• **Your task**
Copy every line of the entries that includes the word "中共党员优先".

• **Stored data entries**
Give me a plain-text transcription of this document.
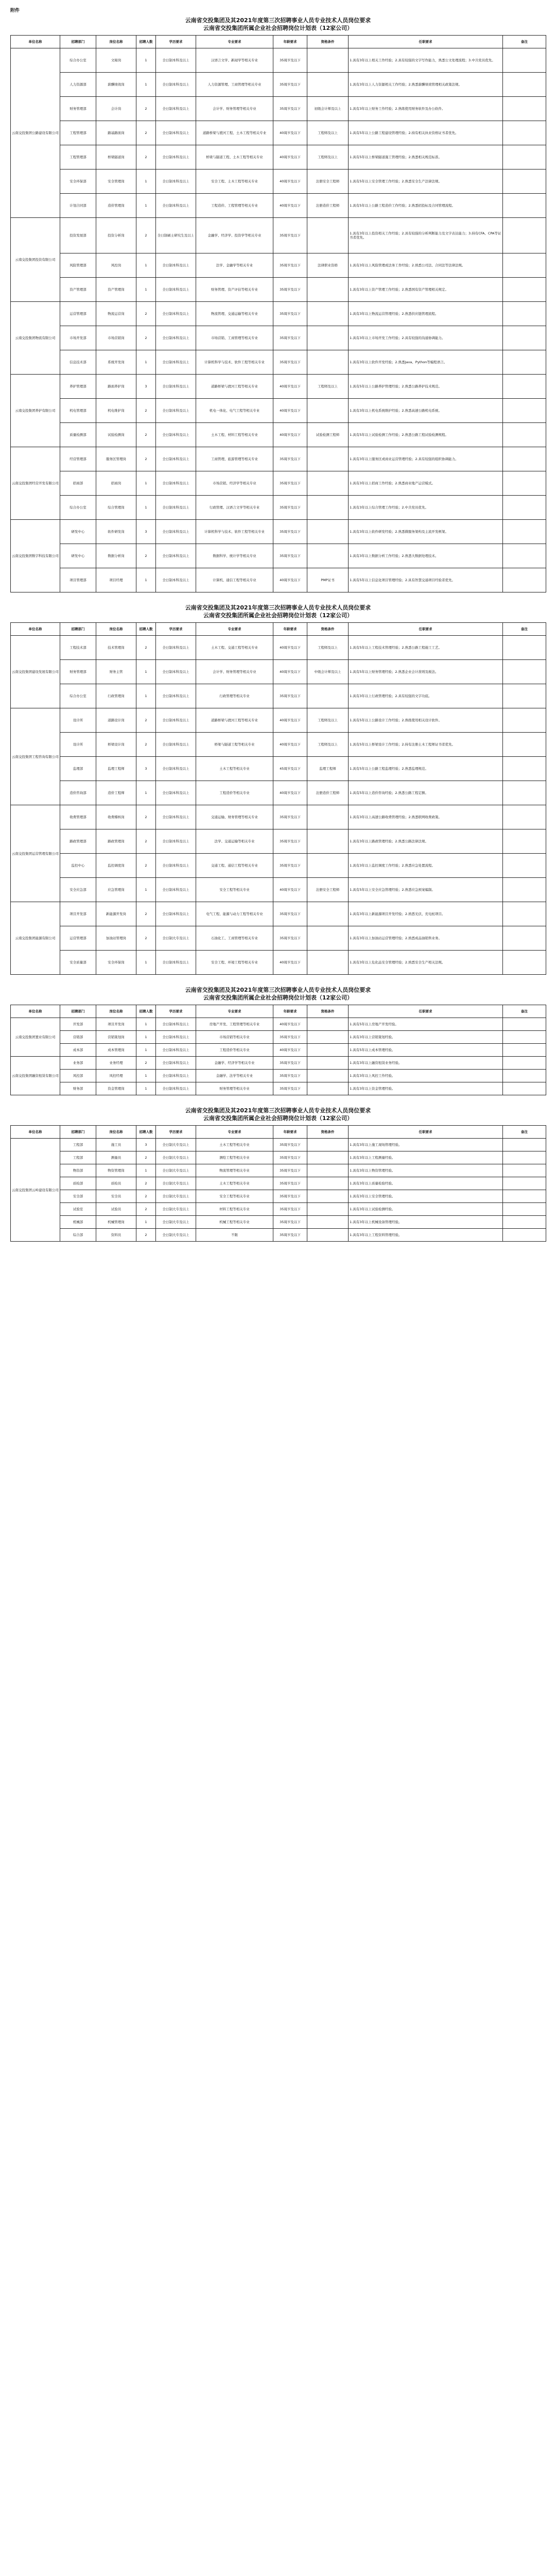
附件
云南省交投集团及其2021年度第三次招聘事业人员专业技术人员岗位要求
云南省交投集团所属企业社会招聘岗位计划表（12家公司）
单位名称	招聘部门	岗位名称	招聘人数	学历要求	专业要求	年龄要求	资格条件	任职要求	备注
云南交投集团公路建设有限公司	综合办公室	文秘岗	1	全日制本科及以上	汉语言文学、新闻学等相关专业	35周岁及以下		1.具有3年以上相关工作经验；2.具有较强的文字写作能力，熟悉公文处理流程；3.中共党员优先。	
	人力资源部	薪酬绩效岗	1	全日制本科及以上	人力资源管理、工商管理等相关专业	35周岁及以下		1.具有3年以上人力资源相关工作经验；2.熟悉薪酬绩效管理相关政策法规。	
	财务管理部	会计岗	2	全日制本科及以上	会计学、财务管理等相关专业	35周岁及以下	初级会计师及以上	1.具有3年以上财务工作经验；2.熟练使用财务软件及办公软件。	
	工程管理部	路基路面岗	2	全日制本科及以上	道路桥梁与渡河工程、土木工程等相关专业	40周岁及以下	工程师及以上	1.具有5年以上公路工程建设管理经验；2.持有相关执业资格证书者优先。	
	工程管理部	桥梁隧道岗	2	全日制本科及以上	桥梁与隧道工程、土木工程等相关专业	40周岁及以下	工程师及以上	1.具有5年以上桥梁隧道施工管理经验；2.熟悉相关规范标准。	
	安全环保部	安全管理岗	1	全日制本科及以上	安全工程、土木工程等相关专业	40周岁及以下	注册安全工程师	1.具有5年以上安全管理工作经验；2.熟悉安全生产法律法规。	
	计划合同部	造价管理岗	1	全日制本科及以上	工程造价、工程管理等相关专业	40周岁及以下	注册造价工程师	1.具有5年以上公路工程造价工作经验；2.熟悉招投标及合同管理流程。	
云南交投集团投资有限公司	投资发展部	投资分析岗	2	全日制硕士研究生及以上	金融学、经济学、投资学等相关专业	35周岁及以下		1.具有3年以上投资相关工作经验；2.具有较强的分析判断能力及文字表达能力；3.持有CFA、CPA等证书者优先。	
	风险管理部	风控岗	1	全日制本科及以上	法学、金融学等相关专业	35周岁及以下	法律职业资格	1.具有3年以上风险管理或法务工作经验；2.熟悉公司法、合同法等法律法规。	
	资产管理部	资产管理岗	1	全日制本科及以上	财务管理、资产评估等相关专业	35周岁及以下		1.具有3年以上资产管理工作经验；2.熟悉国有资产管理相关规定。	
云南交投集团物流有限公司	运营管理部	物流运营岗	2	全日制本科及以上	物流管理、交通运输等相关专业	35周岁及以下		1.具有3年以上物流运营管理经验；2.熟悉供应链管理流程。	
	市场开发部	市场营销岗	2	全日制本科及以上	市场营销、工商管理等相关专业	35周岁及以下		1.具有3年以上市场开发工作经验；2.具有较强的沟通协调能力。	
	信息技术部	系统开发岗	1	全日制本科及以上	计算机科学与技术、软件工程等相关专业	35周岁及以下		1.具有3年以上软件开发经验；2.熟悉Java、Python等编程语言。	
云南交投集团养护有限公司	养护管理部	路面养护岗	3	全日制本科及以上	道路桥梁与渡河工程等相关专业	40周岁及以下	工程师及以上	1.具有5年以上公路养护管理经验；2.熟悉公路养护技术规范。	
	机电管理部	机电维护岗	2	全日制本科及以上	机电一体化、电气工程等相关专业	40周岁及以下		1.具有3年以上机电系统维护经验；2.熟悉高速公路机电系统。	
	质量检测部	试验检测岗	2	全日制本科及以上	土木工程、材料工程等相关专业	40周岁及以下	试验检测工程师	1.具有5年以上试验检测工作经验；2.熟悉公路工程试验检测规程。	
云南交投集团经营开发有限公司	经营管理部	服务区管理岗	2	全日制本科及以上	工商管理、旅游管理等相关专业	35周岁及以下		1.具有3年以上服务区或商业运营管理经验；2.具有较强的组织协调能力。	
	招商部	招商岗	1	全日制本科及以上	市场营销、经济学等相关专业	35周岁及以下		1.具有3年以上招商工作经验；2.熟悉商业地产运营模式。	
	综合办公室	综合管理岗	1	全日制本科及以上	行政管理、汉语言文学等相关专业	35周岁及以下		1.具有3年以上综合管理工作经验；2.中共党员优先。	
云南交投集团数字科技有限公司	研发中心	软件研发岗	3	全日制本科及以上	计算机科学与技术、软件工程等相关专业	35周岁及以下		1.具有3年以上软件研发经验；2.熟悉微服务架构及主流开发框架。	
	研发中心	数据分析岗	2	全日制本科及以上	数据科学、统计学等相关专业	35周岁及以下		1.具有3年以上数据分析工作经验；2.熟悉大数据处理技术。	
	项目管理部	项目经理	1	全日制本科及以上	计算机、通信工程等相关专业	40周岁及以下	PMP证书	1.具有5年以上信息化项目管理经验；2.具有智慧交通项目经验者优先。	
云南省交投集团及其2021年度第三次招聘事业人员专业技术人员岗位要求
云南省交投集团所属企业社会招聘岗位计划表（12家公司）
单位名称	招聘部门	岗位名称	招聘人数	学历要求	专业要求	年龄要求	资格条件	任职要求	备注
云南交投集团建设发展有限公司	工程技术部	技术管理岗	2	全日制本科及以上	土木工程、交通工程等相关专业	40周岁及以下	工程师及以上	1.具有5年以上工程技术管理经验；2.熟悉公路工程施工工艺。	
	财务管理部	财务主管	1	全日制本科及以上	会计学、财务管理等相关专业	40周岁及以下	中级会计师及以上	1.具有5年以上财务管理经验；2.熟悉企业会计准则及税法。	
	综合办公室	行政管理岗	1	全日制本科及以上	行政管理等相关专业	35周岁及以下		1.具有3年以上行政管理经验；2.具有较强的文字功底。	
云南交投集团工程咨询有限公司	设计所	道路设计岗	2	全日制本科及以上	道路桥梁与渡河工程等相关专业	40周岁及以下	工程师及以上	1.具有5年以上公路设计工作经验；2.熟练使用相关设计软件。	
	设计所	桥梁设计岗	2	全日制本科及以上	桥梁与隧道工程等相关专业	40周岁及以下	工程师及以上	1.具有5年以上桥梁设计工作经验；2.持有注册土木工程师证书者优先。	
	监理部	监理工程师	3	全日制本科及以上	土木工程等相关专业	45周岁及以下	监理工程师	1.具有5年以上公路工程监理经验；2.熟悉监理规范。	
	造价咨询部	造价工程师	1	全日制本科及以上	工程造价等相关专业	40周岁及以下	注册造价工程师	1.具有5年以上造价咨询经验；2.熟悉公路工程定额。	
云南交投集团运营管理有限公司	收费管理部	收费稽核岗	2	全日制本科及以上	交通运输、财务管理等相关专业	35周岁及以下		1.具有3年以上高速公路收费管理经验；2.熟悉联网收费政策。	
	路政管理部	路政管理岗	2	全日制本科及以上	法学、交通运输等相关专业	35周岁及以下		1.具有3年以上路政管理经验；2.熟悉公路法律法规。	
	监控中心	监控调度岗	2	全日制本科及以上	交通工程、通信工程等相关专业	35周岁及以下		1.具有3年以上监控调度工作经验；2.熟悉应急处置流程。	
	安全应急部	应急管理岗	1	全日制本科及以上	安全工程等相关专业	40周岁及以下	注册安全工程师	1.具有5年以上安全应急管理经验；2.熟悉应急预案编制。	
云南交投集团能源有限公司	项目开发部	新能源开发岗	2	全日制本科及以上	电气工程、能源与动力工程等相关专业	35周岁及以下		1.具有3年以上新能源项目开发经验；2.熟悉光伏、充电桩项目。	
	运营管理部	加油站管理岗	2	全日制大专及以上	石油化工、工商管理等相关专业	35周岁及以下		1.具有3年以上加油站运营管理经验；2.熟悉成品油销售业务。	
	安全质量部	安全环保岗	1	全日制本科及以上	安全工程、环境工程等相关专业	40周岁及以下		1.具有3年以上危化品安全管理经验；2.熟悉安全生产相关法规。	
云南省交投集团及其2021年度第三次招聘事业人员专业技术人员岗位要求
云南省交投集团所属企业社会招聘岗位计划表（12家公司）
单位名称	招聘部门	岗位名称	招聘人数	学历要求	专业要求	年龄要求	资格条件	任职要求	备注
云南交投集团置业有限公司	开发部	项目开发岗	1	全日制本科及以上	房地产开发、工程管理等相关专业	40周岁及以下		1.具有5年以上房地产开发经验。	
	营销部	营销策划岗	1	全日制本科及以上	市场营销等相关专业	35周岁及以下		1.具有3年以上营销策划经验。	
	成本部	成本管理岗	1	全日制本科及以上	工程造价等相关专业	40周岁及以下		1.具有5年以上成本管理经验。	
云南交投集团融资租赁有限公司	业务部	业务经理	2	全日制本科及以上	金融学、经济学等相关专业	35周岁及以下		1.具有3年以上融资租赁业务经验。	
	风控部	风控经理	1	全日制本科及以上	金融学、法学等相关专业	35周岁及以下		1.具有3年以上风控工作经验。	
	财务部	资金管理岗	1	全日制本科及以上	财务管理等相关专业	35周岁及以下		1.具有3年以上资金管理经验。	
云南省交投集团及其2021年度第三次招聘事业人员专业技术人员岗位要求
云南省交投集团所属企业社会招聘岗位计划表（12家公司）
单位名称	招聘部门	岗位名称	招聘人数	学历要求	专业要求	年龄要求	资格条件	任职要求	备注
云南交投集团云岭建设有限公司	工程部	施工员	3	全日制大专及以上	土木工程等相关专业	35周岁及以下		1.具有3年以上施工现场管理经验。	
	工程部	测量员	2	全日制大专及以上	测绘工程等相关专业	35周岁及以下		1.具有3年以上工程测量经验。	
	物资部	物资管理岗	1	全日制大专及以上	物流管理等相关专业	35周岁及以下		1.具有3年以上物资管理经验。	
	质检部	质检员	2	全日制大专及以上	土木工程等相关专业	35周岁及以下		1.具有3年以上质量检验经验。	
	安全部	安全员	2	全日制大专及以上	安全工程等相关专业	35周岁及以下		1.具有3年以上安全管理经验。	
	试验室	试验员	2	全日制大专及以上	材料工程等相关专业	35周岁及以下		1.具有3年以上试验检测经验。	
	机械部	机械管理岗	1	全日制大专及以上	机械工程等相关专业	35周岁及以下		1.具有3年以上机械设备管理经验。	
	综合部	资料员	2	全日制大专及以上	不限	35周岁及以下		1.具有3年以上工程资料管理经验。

• **Task solution**
云南交投集团公路建设有限公司	综合办公室	文秘岗	1	全日制本科及以上	汉语言文学、新闻学等相关专业	35周岁及以下		1.具有3年以上相关工作经验；2.具有较强的文字写作能力，熟悉公文处理流程；3.中共党员优先。	
	综合办公室	综合管理岗	1	全日制本科及以上	行政管理、汉语言文学等相关专业	35周岁及以下		1.具有3年以上综合管理工作经验；2.中共党员优先。	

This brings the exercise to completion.